Assignment: Every entry must be transcribed exactly. Pictures are not part of the copy.

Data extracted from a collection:
========
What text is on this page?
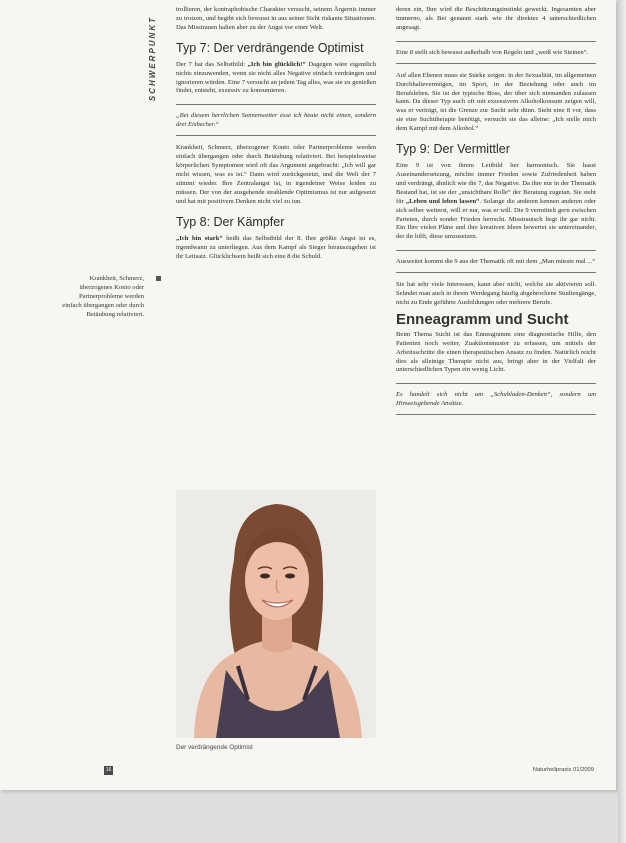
SCHWERPUNKT
Krankheit, Schmerz, überzogenes Konto oder Partnerprobleme werden einfach übergangen oder durch Betäubung relativiert.

trollieren, der kontraphobische Charakter versucht, seinem Ärgernis immer zu trotzen, und begibt sich bewusst in aus seiner Sicht riskante Situationen. Das Misstrauen halten aber zu der Angst vor einer Welt.

Typ 7: Der verdrängende Optimist

Der 7 hat das Selbstbild: „Ich bin glücklich!“ Dagegen wäre eigentlich nichts einzuwenden, wenn sie nicht alles Negative einfach verdrängen und ignorieren würden. Eine 7 versucht an jedem Tag alles, was sie zu genießen findet, entsteht, exzessiv zu konsumieren.

„Bei diesem herrlichen Sonnenwetter esse ich heute nicht einen, sondern drei Eisbecher.“

Krankheit, Schmerz, überzogener Konto oder Partnerprobleme werden einfach übergangen oder durch Betäubung relativiert. Bei beispielsweise körperlichen Symptomen wird oft das Argument angebracht: „Ich will gar nicht wissen, was es ist.“ Dann wird zurückgesetzt, und die Welt der 7 stimmt wieder. Ihre Zentralangst ist, in irgendeiner Weise leiden zu müssen. Der von der ausgehende strahlende Optimismus ist nur aufgesetzt und hat mit positivem Denken nicht viel zu tun.

Typ 8: Der Kämpfer

„Ich bin stark“ heißt das Selbstbild der 8. Ihre größte Angst ist es, irgendwann zu unterliegen. Aus dem Kampf als Sieger herauszugehen ist ihr Leitsatz. Glücklichsein heißt sich eine 8 die Schuld.

Der verdrängende Optimist

deren ein, Ihre wird die Beschützungsinstinkt geweckt. Ingesamten aber immerno, als Bei genannt stark wie ihr direktes 4 unterschiedlichen angesagt.

Eine 8 stellt sich bewusst außerhalb von Regeln und „weiß wie Steinen“.

Auf allen Ebenen muss sie Stärke zeigen: in der Sexualität, im allgemeinen Durchhaltevermögen, im Sport, in der Beziehung oder auch im Berufsleben. Sie ist der typische Boss, der über sich niemanden zulassen kann. Da dieser Typ auch oft mit exzessivem Alkoholkonsum zeigen will, was er verträgt, ist die Grenze zur Sucht sehr dünn. Steht eine 8 vor, dass sie eine Suchttherapie benötigt, versucht sie das alleine: „Ich stelle mich dem Kampf mit dem Alkohol.“

Typ 9: Der Vermittler

Eine 9 ist von ihrem Leitbild her harmonisch. Sie hasst Auseinandersetzung, möchte immer Frieden sowie Zufriedenheit haben und verdrängt, ähnlich wie die 7, das Negative. Da ihre nur in der Thematik Bestand hat, ist sie der „unsichtbare Rolle“ der Beratung zugetan. Sie steht für „Leben und leben lassen“. Solange die anderen kennen anderen oder sich selber weiterst, will er nur, was er will. Die 9 vermittelt gern zwischen Parteien, durch sonder Frieden herrscht. Misstrauisch liegt ihr gar nicht. Ein Ihre vielen Pläne und ihre kreativen Ideen bewertet sie untereinander, der ihr hilft, diese umzusetzen.

Ausweitet kommt die 9 aus der Thematik oft mit dem „Man müsste mal ...“

Sie hat sehr viele Interessen, kann aber nicht, welche sie aktivieren soll. Sehndet man auch in ihrem Werdegang häufig abgebrochene Studiengänge, nicht zu Ende geführte Ausbildungen oder mehrere Berufe.

Enneagramm und Sucht

Beim Thema Sucht ist das Enneagramm eine diagnostische Hilfe, den Patienten noch weiter, Zuaktionsmuster zu erfassen, um mittels der Arbeitsschritte die einen therapeutischen Ansatz zu finden. Natürlich reicht dies als alleinige Therapie nicht aus, bringt aber in der Vielfalt der unterschiedlichen Typen ein wenig Licht.

Es handelt sich nicht um „Schubladen-Denken“, sondern um Hinweisgebende Ansätze.
16	Naturheilpraxis 01/2009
========
Output for this task:
What text is on this page?
SCHWERPUNKT
Krankheit, Schmerz, überzogenes Konto oder Partnerprobleme werden einfach übergangen oder durch Betäubung relativiert.

trollieren, der kontraphobische Charakter versucht, seinem Ärgernis immer zu trotzen, und begibt sich bewusst in aus seiner Sicht riskante Situationen. Das Misstrauen halten aber zu der Angst vor einer Welt.

Typ 7: Der verdrängende Optimist

Der 7 hat das Selbstbild: „Ich bin glücklich!“ Dagegen wäre eigentlich nichts einzuwenden, wenn sie nicht alles Negative einfach verdrängen und ignorieren würden. Eine 7 versucht an jedem Tag alles, was sie zu genießen findet, entsteht, exzessiv zu konsumieren.

„Bei diesem herrlichen Sonnenwetter esse ich heute nicht einen, sondern drei Eisbecher.“

Krankheit, Schmerz, überzogener Konto oder Partnerprobleme werden einfach übergangen oder durch Betäubung relativiert. Bei beispielsweise körperlichen Symptomen wird oft das Argument angebracht: „Ich will gar nicht wissen, was es ist.“ Dann wird zurückgesetzt, und die Welt der 7 stimmt wieder. Ihre Zentralangst ist, in irgendeiner Weise leiden zu müssen. Der von der ausgehende strahlende Optimismus ist nur aufgesetzt und hat mit positivem Denken nicht viel zu tun.

Typ 8: Der Kämpfer

„Ich bin stark“ heißt das Selbstbild der 8. Ihre größte Angst ist es, irgendwann zu unterliegen. Aus dem Kampf als Sieger herauszugehen ist ihr Leitsatz. Glücklichsein heißt sich eine 8 die Schuld.

Der verdrängende Optimist

deren ein, Ihre wird die Beschützungsinstinkt geweckt. Ingesamten aber immerno, als Bei genannt stark wie ihr direktes 4 unterschiedlichen angesagt.

Eine 8 stellt sich bewusst außerhalb von Regeln und „weiß wie Steinen“.

Auf allen Ebenen muss sie Stärke zeigen: in der Sexualität, im allgemeinen Durchhaltevermögen, im Sport, in der Beziehung oder auch im Berufsleben. Sie ist der typische Boss, der über sich niemanden zulassen kann. Da dieser Typ auch oft mit exzessivem Alkoholkonsum zeigen will, was er verträgt, ist die Grenze zur Sucht sehr dünn. Steht eine 8 vor, dass sie eine Suchttherapie benötigt, versucht sie das alleine: „Ich stelle mich dem Kampf mit dem Alkohol.“

Typ 9: Der Vermittler

Eine 9 ist von ihrem Leitbild her harmonisch. Sie hasst Auseinandersetzung, möchte immer Frieden sowie Zufriedenheit haben und verdrängt, ähnlich wie die 7, das Negative. Da ihre nur in der Thematik Bestand hat, ist sie der „unsichtbare Rolle“ der Beratung zugetan. Sie steht für „Leben und leben lassen“. Solange die anderen kennen anderen oder sich selber weiterst, will er nur, was er will. Die 9 vermittelt gern zwischen Parteien, durch sonder Frieden herrscht. Misstrauisch liegt ihr gar nicht. Ein Ihre vielen Pläne und ihre kreativen Ideen bewertet sie untereinander, der ihr hilft, diese umzusetzen.

Ausweitet kommt die 9 aus der Thematik oft mit dem „Man müsste mal ...“

Sie hat sehr viele Interessen, kann aber nicht, welche sie aktivieren soll. Sehndet man auch in ihrem Werdegang häufig abgebrochene Studiengänge, nicht zu Ende geführte Ausbildungen oder mehrere Berufe.

Enneagramm und Sucht

Beim Thema Sucht ist das Enneagramm eine diagnostische Hilfe, den Patienten noch weiter, Zuaktionsmuster zu erfassen, um mittels der Arbeitsschritte die einen therapeutischen Ansatz zu finden. Natürlich reicht dies als alleinige Therapie nicht aus, bringt aber in der Vielfalt der unterschiedlichen Typen ein wenig Licht.

Es handelt sich nicht um „Schubladen-Denken“, sondern um Hinweisgebende Ansätze.
16	Naturheilpraxis 01/2009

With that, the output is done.